#### Exercise description
Pick out each line containing the string "Requiem" and copy it.

··· Material supplied ···

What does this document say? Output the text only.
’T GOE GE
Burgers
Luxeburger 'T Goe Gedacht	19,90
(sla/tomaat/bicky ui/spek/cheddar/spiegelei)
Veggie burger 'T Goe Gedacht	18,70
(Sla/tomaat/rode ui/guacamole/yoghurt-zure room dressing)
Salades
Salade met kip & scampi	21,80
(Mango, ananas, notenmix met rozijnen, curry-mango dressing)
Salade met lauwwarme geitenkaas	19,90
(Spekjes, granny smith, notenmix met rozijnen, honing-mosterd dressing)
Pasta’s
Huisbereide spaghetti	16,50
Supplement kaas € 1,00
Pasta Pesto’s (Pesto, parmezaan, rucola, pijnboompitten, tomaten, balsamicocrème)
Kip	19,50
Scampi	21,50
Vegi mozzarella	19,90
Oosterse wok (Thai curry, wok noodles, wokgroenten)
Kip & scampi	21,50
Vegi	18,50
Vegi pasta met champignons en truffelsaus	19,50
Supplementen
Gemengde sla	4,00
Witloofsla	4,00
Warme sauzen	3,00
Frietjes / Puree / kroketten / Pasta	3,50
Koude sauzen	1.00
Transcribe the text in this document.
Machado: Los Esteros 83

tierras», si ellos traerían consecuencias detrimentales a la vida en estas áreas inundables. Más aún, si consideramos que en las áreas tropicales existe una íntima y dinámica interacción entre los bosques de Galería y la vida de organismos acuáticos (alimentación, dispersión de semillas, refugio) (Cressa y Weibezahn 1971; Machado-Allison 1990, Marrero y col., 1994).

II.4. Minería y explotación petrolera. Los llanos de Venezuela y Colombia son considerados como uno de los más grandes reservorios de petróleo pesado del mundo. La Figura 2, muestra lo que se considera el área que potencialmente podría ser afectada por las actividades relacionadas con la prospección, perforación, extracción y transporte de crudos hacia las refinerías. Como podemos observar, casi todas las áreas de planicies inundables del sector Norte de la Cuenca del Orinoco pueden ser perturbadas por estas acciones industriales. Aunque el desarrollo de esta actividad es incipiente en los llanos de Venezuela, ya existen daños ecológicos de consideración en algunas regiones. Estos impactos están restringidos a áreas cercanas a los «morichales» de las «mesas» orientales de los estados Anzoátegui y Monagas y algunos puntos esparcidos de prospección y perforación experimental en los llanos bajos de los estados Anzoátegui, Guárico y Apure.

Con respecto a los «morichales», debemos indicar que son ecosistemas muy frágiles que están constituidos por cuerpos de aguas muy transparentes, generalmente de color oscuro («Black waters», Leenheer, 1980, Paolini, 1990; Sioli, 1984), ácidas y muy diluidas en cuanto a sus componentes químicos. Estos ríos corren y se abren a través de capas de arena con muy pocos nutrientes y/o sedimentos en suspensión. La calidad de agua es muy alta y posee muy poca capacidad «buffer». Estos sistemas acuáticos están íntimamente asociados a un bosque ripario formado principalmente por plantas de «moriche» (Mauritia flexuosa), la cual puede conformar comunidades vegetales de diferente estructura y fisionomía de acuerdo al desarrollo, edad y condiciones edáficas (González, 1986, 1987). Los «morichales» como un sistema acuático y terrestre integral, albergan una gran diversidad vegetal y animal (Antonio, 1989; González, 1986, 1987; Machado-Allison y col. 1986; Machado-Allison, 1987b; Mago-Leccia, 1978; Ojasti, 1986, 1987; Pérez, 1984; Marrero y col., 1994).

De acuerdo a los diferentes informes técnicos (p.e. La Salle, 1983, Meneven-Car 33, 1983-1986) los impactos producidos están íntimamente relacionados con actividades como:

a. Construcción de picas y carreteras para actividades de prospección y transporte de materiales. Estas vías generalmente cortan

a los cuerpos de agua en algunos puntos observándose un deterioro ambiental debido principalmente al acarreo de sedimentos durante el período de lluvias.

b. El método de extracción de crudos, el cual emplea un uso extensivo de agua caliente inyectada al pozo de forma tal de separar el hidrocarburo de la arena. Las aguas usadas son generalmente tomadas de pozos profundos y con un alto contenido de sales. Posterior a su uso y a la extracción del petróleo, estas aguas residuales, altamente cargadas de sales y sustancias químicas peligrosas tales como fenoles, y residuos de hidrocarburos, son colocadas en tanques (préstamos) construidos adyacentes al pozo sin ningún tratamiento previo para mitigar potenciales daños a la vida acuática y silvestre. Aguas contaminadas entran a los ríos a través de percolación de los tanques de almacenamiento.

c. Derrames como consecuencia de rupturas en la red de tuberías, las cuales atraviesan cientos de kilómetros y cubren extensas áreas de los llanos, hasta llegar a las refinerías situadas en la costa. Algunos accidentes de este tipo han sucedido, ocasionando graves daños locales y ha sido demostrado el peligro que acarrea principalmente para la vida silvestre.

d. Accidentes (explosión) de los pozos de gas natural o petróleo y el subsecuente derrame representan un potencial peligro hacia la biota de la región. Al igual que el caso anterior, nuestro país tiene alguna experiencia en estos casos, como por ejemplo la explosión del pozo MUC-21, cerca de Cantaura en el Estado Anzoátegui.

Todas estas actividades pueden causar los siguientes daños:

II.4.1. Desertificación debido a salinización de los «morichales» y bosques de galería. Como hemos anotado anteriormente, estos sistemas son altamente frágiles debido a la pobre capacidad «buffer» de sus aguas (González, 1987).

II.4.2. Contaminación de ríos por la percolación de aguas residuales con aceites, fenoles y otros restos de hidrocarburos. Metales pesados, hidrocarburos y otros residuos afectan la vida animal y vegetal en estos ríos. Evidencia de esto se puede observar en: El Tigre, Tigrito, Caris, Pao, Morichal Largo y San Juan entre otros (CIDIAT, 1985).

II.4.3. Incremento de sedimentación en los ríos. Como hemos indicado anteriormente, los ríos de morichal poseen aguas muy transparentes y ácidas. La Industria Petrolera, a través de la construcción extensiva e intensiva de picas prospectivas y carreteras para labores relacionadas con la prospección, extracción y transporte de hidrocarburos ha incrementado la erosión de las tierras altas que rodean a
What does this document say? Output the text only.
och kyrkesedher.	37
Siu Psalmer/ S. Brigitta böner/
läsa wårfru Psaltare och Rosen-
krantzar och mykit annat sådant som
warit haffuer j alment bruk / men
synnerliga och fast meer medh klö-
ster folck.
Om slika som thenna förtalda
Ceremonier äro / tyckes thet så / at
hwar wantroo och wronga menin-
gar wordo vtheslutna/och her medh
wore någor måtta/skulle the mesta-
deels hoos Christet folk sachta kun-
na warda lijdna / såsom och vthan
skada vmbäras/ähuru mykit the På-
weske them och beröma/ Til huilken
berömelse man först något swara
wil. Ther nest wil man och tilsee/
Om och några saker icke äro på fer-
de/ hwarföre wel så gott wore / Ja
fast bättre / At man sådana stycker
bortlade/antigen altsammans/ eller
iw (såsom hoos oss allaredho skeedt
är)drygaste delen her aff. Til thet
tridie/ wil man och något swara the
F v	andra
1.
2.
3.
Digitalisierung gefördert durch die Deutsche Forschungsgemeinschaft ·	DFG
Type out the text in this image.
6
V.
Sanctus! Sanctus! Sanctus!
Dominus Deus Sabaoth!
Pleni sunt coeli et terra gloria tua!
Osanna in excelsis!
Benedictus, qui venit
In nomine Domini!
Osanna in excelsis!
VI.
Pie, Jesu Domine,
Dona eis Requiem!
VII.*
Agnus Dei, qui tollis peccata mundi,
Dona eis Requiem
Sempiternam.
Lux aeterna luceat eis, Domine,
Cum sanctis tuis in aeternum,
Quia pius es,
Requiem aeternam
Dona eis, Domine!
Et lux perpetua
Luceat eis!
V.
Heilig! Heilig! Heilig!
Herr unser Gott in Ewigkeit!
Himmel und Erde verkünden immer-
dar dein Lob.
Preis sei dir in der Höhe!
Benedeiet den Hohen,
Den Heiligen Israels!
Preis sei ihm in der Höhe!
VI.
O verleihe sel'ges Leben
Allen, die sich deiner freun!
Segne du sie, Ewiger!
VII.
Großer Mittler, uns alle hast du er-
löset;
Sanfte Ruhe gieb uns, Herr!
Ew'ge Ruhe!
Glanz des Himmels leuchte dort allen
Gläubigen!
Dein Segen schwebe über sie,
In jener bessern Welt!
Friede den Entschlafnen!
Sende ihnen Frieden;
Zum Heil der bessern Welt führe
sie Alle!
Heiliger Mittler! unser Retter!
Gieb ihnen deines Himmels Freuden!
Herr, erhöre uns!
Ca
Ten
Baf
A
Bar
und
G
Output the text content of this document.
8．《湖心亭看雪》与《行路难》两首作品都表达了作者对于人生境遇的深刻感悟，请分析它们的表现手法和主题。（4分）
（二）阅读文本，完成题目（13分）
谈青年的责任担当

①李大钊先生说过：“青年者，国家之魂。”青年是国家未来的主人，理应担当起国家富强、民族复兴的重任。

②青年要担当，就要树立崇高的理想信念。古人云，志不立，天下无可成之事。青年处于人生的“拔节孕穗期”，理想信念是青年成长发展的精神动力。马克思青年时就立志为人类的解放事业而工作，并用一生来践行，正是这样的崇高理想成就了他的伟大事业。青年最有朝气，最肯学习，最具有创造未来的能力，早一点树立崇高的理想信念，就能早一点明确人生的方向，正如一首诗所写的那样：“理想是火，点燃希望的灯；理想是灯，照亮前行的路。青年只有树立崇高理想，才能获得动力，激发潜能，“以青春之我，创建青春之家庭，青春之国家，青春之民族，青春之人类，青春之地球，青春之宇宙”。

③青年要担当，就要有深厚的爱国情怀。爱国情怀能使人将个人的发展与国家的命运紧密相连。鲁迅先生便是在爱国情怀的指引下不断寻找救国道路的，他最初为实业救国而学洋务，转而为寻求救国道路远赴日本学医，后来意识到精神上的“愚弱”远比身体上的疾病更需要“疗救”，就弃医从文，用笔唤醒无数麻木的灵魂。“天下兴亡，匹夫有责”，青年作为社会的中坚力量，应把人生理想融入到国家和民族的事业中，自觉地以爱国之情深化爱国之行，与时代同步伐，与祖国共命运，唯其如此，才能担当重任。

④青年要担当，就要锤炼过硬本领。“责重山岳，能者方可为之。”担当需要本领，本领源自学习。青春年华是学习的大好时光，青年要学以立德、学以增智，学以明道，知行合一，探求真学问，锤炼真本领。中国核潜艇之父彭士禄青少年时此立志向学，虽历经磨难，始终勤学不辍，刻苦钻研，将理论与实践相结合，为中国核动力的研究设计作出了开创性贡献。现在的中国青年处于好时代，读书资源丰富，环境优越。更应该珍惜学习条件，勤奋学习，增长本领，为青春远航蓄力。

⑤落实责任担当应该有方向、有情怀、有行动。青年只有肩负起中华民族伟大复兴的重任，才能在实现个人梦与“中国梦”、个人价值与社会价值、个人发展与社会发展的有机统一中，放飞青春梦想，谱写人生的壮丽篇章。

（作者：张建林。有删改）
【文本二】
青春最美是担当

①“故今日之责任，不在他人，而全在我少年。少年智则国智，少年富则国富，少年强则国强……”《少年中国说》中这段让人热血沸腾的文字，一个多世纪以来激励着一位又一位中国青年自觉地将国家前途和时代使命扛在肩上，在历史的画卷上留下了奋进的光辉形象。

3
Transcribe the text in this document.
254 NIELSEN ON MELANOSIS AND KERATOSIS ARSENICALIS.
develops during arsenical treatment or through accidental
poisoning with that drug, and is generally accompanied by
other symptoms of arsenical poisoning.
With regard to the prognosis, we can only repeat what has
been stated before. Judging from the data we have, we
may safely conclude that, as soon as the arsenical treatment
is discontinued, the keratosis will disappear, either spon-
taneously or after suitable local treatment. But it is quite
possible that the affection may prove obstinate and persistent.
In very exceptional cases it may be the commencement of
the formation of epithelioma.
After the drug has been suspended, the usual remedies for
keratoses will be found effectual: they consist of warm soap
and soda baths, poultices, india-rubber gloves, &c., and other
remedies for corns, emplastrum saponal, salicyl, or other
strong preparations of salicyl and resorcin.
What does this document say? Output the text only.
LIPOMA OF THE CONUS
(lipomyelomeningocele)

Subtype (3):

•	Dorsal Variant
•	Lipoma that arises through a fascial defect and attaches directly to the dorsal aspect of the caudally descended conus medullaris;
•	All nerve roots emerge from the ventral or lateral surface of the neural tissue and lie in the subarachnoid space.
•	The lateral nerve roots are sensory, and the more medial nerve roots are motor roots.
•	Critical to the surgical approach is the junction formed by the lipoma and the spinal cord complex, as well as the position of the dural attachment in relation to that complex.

···

#### Answer to this exercise
Dona eis Requiem!
Dona eis Requiem
Requiem aeternam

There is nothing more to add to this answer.